• [Exercise 1] In the article on Biogen's Alzheimer's drug Aduhelm, what did Biogen lower the drug's price to?
• [Exercise 2] Write out the passage of the Aduhelm article starting at "Since winning approval" and ending at "clinical trial participants.", with no changes.
• [Exercise 3] Continue the article about Aduhelm and Biogen's setbacks from its last sentence.

• [Text provided]
Since winning approval for the Alzheimer’s drug Aduhelm (aducanumab) in June 2021, Biogen (Nasdaq: BIIB) has faced a punishing string of setbacks. As a result, the company’s share price is currently trading near $200 per share — less than half of its $414.71 peak on June 10, 2021.
In April 2022, the Centers for Medicare & Medicaid Services (CMS) dealt one of the toughest blows to Aduhelm’s future by limiting coverage for the drug to clinical trial participants.
The CMS decision was “certainly an unusual action from CMS,” said Corey Metzman, chief operating officer and co-founder of Chapter, a data-driven digital Medicare advisor. Typically, CMS grants Medicare coverage to FDA-approved drugs. “What was unique about [Aduhelm] is that it went through the accelerated approval process.”
Another wrinkle is that the drug failed to win the backing of the FDA’s Peripheral and Central Nervous System Drugs Advisory Committee. Following the FDA’s approval of Aduhelm, three of eight committee members eventually resigned. Among them was Dr. Aaron Kesselheim, a professor at Harvard University, who lambasted the approval as the “worst drug approval decision in recent U.S. history.”
The committee concluded that “the clinical evidence and the [approval] process was either rushed or was not as clear as it should have been,” Metzman said.
Almost a year after the approval decision, many U.S. neurologists continue to have doubts about Aduhelm’s efficacy and concerns about its safety profile.
Another complicating factor is the FDA’s use of a surrogate endpoint — reducing amyloid-beta plaque — in approving Aduhelm. The agency required Biogen to perform a confirmatory study to verify its efficacy. That Phase 4 ENVISION study is now underway.
And then there is Aduhelm’s cost. Soon after the FDA approved Aduhelm, some pundits speculated that the drug’s initial roughly $56,000 per year price tag would drive up premiums.
The Institute for Clinical and Economic Review (ICER) concluded in an analysis that the price is “not in reasonable alignment with its clinical benefits.”
Biogen ultimately responded to the overall controversy by dropping the price to about $28,000, hoping the price reduction would help woo CMS to support the drug.
Now, the CMS decision to limit Aduhelm coverage to clinical trial participants could take the pressure off the CMS budget, but it is speculative to predict how it might sway prices.
“Every year, the million-dollar question is: ‘How will CMS change the base Part B premium?'” Metzman said.
The premium increase from 2021 to 2021 was about 14.5%, significantly larger than the Social Security cost of living adjustment.

• [Provided information]
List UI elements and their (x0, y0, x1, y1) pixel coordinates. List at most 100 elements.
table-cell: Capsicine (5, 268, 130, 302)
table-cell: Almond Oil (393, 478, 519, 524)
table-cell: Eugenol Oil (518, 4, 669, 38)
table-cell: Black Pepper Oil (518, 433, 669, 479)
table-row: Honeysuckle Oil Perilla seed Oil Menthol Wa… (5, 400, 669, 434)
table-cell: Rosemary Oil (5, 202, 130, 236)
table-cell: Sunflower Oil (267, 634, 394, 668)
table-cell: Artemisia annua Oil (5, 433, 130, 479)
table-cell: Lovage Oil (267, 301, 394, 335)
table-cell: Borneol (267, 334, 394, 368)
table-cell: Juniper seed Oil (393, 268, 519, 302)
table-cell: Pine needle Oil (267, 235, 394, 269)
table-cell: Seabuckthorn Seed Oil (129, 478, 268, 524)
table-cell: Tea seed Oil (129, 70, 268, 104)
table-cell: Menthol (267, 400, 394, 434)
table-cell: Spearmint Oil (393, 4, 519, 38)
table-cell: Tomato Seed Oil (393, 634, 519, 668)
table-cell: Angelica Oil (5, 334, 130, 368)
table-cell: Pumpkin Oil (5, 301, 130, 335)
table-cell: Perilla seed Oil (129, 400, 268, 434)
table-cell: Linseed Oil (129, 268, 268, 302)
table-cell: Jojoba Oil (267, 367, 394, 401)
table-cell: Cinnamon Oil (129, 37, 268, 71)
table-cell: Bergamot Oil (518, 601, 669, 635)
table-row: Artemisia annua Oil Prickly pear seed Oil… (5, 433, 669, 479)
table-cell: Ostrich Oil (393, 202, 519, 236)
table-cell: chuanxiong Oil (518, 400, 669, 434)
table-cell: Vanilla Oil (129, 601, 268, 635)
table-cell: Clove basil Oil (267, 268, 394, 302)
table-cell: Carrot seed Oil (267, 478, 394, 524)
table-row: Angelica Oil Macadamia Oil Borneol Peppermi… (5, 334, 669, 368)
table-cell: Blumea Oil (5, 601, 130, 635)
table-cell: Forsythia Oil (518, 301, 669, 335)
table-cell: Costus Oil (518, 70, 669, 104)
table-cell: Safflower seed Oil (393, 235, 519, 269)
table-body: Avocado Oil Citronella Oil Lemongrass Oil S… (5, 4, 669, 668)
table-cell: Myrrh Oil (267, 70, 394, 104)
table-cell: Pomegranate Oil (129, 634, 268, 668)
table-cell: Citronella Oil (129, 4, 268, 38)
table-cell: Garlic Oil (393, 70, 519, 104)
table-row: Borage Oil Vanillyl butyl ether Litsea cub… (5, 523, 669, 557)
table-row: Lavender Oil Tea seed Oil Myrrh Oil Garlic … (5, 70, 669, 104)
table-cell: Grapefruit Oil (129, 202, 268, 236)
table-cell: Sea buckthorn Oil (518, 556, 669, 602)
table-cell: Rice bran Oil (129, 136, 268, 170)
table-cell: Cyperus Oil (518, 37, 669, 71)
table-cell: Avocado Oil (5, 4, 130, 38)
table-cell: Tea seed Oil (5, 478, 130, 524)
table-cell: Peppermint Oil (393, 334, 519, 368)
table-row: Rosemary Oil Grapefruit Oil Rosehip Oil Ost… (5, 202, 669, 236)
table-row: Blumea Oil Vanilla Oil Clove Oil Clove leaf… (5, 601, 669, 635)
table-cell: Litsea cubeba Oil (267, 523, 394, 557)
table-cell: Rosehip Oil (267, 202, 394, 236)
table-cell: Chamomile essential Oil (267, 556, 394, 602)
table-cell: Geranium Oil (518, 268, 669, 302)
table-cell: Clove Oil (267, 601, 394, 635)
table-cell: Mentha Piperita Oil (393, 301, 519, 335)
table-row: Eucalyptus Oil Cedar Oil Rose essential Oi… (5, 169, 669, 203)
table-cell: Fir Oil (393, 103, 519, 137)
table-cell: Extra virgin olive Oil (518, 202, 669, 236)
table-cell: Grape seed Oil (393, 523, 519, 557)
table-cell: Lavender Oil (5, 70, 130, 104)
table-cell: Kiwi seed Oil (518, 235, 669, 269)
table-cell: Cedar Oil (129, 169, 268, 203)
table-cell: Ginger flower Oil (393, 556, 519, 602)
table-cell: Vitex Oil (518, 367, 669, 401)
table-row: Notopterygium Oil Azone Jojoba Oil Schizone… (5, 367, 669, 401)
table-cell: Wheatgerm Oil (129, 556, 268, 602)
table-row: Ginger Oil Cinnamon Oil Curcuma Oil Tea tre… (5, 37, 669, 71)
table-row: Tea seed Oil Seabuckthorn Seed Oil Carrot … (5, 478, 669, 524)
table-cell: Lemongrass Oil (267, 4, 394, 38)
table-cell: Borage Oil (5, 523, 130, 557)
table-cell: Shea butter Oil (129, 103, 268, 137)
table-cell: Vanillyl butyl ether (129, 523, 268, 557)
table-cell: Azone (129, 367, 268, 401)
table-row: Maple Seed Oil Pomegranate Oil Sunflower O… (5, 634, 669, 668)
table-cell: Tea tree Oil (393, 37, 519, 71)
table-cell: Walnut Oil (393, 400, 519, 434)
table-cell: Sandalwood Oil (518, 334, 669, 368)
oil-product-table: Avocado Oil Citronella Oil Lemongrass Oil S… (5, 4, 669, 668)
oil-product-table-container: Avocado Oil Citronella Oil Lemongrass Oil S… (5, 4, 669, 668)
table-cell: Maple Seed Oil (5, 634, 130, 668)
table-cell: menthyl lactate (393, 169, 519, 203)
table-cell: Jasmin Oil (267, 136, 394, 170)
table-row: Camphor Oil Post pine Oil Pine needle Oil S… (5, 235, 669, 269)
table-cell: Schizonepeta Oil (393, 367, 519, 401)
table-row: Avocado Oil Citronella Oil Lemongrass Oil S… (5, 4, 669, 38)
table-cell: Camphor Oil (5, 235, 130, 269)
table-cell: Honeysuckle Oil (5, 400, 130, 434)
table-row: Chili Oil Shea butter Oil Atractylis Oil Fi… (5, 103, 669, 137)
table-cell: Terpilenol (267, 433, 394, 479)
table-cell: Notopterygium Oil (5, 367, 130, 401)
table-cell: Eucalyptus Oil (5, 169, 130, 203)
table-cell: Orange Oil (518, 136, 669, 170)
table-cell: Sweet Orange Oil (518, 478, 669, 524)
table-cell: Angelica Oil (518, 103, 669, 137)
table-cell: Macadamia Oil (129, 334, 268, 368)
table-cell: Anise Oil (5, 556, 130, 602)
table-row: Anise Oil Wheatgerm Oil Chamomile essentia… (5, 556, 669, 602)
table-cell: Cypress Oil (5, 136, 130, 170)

• [Response 1] About $28,000.

• [Response 2]
Since winning approval for the Alzheimer’s drug Aduhelm (aducanumab) in June 2021, Biogen (Nasdaq: BIIB) has faced a punishing string of setbacks. As a result, the company’s share price is currently trading near $200 per share — less than half of its $414.71 peak on June 10, 2021.
In April 2022, the Centers for Medicare & Medicaid Services (CMS) dealt one of the toughest blows to Aduhelm’s future by limiting coverage for the drug to clinical trial participants.

• [Response 3]
Many CMS observers projected a significant premium increase in 2022 — even without the approval of Aduhelm because the rate hike from 2020 to 2021 was relatively muted. CMS hesitated to “impose a large Part B premium increase in the first full year of COVID,” Metzman said. “So, I think everyone expected a bit of a catch-up this year.”
It is possible that CMS could lower premiums.
In April 2022, the Secretary of the Department of Health and Human Services Xavier Becerra signaled that he would consider lowering premiums following the final coverage decision for Aduhelm. “We’re going to make sure that seniors don’t pay more than they have to,” Becerra told The New York Times.
Still, such a rate decrease has yet to materialize. Such a reduction may happen in the “back half of the year,” Metzman mused. “I think that would be unprecedented.”
Since its founding in 2020, Chapter has “never seen a mid-year change,” Metzman said. “I think what you might see is a much more moderate increase — if any increase at all — in 2023 Part B premiums.”
It remains difficult to ascertain how the CMS decision to limit Aduhelm coverage might influence the future of Medicare coverage of novel expensive drugs. “It’s hard to know whether [Aduhelm] is a one-off through the unique circumstances of the drug or the accelerated approval,” Metzman said.
Drugs approved via the accelerated approval pathway could face “a higher risk” of not winning full CMS reimbursement, Metzman said. But, “I think it’d be hard to make any firm predictions,” he concluded.
In any event, many Alzheimer’s patients are desperate for novel treatments for the disease, which affects 6.5 million Americans, according to the Alzheimer’s Association.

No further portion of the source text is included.